**DIRECTIONS FOR THIS TASK:** Search the listing below for the string "passageiros" and show each line that contains it.

**TASK DATA:**
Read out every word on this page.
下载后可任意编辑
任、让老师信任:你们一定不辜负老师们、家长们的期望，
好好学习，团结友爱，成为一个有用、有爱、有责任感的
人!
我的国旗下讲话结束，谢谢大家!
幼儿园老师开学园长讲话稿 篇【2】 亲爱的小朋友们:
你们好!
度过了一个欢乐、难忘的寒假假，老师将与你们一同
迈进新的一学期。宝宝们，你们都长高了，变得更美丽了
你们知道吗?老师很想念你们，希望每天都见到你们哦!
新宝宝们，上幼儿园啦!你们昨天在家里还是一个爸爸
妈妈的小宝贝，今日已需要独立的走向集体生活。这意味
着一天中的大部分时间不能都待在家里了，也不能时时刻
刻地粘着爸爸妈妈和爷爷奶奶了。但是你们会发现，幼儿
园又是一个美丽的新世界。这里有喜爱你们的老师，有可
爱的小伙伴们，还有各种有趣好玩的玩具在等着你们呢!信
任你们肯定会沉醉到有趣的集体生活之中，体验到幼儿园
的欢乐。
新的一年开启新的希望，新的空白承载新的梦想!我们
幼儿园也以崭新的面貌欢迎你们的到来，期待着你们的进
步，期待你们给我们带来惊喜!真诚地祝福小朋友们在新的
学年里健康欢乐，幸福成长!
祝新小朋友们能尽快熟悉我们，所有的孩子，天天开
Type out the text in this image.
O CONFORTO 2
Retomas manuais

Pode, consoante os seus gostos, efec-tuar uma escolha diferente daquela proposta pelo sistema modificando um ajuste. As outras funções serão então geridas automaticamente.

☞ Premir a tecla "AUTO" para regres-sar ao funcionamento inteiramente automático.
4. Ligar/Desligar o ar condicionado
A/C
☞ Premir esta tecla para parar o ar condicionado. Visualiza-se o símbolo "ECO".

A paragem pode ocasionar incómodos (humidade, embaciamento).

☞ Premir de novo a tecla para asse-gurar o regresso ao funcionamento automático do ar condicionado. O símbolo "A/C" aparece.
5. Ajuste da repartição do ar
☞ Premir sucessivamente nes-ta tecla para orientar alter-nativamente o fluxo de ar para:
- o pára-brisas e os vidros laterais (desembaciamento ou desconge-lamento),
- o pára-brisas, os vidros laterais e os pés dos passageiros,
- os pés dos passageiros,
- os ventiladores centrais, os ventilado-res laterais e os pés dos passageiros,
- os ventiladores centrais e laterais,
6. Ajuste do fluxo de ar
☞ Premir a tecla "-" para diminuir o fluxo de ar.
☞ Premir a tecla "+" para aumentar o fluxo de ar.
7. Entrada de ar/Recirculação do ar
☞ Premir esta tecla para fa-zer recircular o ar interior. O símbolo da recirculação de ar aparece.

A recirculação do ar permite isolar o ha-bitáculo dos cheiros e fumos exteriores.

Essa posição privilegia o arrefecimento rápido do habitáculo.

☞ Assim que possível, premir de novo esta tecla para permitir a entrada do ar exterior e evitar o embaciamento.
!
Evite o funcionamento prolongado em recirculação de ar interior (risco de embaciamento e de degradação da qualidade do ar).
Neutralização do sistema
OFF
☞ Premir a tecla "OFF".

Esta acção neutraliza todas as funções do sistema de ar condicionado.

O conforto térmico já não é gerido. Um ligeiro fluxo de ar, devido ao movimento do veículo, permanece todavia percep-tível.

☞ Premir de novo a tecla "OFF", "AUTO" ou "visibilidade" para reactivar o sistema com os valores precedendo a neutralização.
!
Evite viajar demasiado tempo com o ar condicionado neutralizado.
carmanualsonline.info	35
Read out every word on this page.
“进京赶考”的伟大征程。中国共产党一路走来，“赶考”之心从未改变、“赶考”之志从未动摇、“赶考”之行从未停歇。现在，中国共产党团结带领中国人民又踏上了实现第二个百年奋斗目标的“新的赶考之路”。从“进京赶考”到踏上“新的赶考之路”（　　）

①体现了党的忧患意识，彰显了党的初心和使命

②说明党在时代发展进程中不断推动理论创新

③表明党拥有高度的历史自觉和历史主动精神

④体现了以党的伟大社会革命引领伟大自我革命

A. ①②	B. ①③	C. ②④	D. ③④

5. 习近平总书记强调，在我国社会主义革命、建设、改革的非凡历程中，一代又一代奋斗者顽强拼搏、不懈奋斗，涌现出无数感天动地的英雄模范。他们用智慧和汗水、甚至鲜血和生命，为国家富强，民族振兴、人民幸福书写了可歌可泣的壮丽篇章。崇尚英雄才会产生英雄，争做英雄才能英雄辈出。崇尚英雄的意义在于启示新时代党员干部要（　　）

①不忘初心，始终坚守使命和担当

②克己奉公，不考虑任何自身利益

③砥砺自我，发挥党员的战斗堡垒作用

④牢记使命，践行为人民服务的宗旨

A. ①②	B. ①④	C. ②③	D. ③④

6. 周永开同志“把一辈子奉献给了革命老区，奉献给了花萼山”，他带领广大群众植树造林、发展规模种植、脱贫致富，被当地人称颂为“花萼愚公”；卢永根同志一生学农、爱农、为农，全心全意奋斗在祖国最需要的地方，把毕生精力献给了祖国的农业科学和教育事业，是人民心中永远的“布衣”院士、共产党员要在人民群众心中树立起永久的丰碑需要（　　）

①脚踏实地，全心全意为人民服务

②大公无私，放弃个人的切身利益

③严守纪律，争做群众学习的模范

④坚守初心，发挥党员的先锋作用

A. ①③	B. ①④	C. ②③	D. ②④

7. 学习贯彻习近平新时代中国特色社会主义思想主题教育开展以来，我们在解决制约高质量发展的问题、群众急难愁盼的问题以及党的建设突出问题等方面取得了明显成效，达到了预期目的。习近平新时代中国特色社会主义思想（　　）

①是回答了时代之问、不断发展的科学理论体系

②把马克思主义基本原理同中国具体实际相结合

**RESULT OF THIS EXERCISE:**
- o pára-brisas, os vidros laterais e os pés dos passageiros,
- os pés dos passageiros,
- os ventiladores centrais, os ventilado-res laterais e os pés dos passageiros,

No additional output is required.